Supplied records:

┄┄┄┄┄┄┄┄┄┄

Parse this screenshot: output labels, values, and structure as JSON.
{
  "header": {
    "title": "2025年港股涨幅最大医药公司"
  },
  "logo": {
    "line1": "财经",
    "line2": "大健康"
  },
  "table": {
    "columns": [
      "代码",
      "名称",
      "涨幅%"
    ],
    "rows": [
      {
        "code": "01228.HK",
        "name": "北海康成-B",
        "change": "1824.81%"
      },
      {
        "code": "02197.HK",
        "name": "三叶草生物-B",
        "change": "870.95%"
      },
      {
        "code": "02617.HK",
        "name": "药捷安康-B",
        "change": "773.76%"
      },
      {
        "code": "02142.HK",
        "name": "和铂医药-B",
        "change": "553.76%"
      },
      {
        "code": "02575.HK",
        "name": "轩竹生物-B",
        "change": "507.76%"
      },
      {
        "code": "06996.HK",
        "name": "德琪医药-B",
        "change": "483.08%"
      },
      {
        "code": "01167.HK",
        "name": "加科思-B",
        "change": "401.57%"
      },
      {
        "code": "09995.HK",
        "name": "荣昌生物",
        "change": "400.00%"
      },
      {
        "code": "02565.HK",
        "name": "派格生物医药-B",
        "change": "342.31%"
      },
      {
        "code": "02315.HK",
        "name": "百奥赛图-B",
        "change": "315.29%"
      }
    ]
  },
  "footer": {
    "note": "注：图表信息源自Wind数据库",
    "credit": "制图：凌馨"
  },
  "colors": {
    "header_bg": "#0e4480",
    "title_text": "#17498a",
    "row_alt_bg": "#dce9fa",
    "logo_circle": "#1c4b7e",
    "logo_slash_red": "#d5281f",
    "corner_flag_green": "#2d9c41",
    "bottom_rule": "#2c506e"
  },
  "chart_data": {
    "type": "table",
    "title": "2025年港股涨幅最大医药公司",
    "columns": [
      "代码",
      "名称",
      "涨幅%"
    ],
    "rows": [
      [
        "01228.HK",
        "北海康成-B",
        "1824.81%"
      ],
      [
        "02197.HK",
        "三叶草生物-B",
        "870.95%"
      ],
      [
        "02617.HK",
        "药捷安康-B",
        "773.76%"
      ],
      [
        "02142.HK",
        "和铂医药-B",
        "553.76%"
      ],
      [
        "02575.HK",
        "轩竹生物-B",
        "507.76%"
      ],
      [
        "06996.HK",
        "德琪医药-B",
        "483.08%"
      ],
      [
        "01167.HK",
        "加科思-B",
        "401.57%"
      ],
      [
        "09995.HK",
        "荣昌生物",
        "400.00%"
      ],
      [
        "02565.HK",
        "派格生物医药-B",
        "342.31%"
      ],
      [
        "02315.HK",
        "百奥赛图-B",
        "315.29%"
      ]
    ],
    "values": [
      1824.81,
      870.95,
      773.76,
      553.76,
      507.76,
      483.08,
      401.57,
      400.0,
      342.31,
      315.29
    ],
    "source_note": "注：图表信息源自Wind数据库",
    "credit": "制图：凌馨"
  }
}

┄┄┄┄┄┄┄┄┄┄

What is required:
Using the data above, reproduce every line exactly.

Exercise solution:
Parse this screenshot: output labels, values, and structure as JSON.
{
  "header": {
    "title": "2025年港股涨幅最大医药公司"
  },
  "logo": {
    "line1": "财经",
    "line2": "大健康"
  },
  "table": {
    "columns": [
      "代码",
      "名称",
      "涨幅%"
    ],
    "rows": [
      {
        "code": "01228.HK",
        "name": "北海康成-B",
        "change": "1824.81%"
      },
      {
        "code": "02197.HK",
        "name": "三叶草生物-B",
        "change": "870.95%"
      },
      {
        "code": "02617.HK",
        "name": "药捷安康-B",
        "change": "773.76%"
      },
      {
        "code": "02142.HK",
        "name": "和铂医药-B",
        "change": "553.76%"
      },
      {
        "code": "02575.HK",
        "name": "轩竹生物-B",
        "change": "507.76%"
      },
      {
        "code": "06996.HK",
        "name": "德琪医药-B",
        "change": "483.08%"
      },
      {
        "code": "01167.HK",
        "name": "加科思-B",
        "change": "401.57%"
      },
      {
        "code": "09995.HK",
        "name": "荣昌生物",
        "change": "400.00%"
      },
      {
        "code": "02565.HK",
        "name": "派格生物医药-B",
        "change": "342.31%"
      },
      {
        "code": "02315.HK",
        "name": "百奥赛图-B",
        "change": "315.29%"
      }
    ]
  },
  "footer": {
    "note": "注：图表信息源自Wind数据库",
    "credit": "制图：凌馨"
  },
  "colors": {
    "header_bg": "#0e4480",
    "title_text": "#17498a",
    "row_alt_bg": "#dce9fa",
    "logo_circle": "#1c4b7e",
    "logo_slash_red": "#d5281f",
    "corner_flag_green": "#2d9c41",
    "bottom_rule": "#2c506e"
  },
  "chart_data": {
    "type": "table",
    "title": "2025年港股涨幅最大医药公司",
    "columns": [
      "代码",
      "名称",
      "涨幅%"
    ],
    "rows": [
      [
        "01228.HK",
        "北海康成-B",
        "1824.81%"
      ],
      [
        "02197.HK",
        "三叶草生物-B",
        "870.95%"
      ],
      [
        "02617.HK",
        "药捷安康-B",
        "773.76%"
      ],
      [
        "02142.HK",
        "和铂医药-B",
        "553.76%"
      ],
      [
        "02575.HK",
        "轩竹生物-B",
        "507.76%"
      ],
      [
        "06996.HK",
        "德琪医药-B",
        "483.08%"
      ],
      [
        "01167.HK",
        "加科思-B",
        "401.57%"
      ],
      [
        "09995.HK",
        "荣昌生物",
        "400.00%"
      ],
      [
        "02565.HK",
        "派格生物医药-B",
        "342.31%"
      ],
      [
        "02315.HK",
        "百奥赛图-B",
        "315.29%"
      ]
    ],
    "values": [
      1824.81,
      870.95,
      773.76,
      553.76,
      507.76,
      483.08,
      401.57,
      400.0,
      342.31,
      315.29
    ],
    "source_note": "注：图表信息源自Wind数据库",
    "credit": "制图：凌馨"
  }
}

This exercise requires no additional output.